→ PASSAGE GIVEN:
···

You also need your leaders to listen for you. You need every member of the team to be focused on listening. Each person must listen to clients, partners, the market, the news, and listen to each other to synthesize relevant information to solve problems and deliver solutions.

You also need to listen to demonstrate that you care. There is no opportunity to meet an untapped need or to help someone in a truly difficult circumstance if you do not hear the urgency and the specifics of the need.

With so many relevant audiences to listen to and with so many people in need of increased effective listening skills, what can you do to support the best application of this priority skill?


Activate these five strategies now to increase listening effectiveness and better position yourself and your team for success.


1. Empower your learning and development organization to identify, promote, and distribute job aids and eLearning courses on active listening. Make sure learning and development leaders connect the listening training and resources to the intended outcomes: teamwork, client support, leadership development, problem solving, and coaching. Do not just say, “Become a better listener.” Tell them why.

···

→ Source records:
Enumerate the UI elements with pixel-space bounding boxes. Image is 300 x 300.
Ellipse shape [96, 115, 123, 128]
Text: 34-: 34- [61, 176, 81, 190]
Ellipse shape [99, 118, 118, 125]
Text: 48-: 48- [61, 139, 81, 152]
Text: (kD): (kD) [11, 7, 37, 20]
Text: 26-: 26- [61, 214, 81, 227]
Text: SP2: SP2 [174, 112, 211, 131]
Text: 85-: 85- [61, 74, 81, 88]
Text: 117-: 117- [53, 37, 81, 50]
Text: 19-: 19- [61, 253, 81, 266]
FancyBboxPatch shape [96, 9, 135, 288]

···

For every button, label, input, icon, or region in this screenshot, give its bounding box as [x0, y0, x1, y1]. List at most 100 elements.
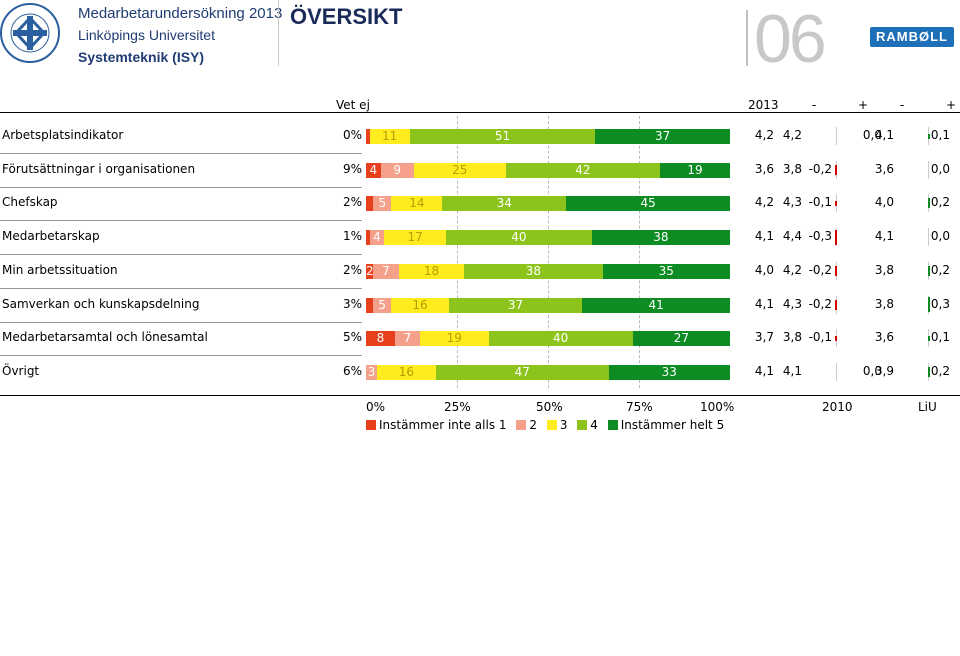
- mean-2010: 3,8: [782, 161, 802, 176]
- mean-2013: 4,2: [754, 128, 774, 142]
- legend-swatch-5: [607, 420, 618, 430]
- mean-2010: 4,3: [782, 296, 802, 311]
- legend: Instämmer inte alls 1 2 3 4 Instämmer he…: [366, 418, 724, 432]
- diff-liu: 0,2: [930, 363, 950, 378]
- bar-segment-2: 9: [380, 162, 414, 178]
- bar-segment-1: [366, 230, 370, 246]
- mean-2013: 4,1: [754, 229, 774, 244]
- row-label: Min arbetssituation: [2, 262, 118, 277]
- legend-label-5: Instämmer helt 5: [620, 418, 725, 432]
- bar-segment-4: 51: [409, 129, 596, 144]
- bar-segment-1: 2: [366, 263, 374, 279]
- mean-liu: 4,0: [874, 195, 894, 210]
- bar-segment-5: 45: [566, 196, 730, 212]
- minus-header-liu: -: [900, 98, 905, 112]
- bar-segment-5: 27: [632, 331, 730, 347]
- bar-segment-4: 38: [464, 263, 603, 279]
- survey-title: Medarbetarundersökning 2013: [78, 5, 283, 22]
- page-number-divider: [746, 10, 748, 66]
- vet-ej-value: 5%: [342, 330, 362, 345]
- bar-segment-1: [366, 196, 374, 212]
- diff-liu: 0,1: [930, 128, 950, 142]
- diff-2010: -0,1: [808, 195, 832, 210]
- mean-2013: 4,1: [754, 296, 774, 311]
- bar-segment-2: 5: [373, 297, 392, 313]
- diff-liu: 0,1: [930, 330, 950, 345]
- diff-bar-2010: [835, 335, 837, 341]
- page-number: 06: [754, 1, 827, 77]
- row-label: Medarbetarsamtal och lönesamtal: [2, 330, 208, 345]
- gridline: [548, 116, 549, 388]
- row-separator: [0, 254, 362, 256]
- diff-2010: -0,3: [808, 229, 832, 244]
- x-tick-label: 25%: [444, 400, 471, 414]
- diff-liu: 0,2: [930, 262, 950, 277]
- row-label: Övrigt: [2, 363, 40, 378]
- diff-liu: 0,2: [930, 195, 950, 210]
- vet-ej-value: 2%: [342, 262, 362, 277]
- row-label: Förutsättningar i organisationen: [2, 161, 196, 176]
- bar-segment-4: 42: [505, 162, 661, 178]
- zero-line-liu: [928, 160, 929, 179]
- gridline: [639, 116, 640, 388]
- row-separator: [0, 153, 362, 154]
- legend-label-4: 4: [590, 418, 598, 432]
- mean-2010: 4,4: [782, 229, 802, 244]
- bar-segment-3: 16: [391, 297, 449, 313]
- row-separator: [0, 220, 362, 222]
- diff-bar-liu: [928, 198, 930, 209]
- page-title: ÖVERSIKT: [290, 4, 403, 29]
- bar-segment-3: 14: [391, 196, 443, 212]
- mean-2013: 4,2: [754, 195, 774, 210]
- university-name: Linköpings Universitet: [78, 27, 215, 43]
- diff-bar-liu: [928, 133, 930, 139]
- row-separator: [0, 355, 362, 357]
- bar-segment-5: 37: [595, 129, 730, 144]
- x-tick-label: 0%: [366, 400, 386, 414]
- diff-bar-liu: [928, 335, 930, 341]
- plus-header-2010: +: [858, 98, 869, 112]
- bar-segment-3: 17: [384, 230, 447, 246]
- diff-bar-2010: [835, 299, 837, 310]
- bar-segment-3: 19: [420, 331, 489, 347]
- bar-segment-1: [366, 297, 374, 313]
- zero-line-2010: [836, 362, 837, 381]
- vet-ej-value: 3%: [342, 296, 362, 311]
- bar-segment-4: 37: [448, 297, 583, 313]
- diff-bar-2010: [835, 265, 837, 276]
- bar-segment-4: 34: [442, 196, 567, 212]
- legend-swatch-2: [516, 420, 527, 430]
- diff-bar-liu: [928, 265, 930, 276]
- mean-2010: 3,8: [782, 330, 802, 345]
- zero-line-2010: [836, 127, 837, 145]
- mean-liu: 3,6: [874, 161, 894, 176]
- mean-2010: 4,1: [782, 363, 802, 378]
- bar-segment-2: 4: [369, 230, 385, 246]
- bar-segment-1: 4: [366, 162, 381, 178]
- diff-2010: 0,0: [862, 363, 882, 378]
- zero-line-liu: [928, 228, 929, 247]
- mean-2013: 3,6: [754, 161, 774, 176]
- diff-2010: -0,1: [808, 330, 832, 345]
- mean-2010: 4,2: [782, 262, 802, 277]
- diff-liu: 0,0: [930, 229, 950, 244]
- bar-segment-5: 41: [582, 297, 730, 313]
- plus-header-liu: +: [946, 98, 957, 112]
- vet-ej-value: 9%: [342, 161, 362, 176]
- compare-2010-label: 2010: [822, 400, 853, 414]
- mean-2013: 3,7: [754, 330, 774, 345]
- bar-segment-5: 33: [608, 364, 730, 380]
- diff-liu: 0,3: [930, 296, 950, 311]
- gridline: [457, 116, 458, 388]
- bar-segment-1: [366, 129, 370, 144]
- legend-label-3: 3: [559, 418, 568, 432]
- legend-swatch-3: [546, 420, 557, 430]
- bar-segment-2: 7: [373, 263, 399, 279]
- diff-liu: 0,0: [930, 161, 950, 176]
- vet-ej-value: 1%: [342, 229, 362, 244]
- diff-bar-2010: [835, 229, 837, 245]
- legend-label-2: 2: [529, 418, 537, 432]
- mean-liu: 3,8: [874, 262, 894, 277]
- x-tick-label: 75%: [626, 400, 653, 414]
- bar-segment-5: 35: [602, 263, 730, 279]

···

→ REQUIREMENTS:
1 – Answer these questions using the passage on listening effectiveness:
(a) To whom must each person listen?
(b) How many strategies does the passage urge readers to activate?
(c) Which organization does the first strategy say to empower?
2 – Reproduce verbatim the portion of the passage on listening effectiveness between "You also need your" and "and deliver solutions.", inclusive.

→ WORKED SOLUTIONS:
1 –
(a) Clients, partners, the market, the news, and each other.
(b) Five.
(c) The learning and development organization.

2 –
You also need your leaders to listen for you. You need every member of the team to be focused on listening. Each person must listen to clients, partners, the market, the news, and listen to each other to synthesize relevant information to solve problems and deliver solutions.